→ Stated problem: Locate the lines of the listing below that hold "text", then copy each of them.

* START Extracted entries *

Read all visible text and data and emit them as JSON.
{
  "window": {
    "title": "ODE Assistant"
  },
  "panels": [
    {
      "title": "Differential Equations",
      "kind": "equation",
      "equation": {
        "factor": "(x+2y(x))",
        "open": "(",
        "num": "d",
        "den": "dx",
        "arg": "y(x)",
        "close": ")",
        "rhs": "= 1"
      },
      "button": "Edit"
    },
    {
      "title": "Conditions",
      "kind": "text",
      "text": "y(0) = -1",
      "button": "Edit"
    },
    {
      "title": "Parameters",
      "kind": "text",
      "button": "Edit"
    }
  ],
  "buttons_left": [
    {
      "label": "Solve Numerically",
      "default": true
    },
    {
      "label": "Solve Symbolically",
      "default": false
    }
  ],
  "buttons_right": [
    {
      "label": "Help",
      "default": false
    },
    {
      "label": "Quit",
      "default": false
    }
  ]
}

* END Extracted entries *

→ Written answer:
Read all visible text and data and emit them as JSON.
      "kind": "text",
      "text": "y(0) = -1",
      "kind": "text",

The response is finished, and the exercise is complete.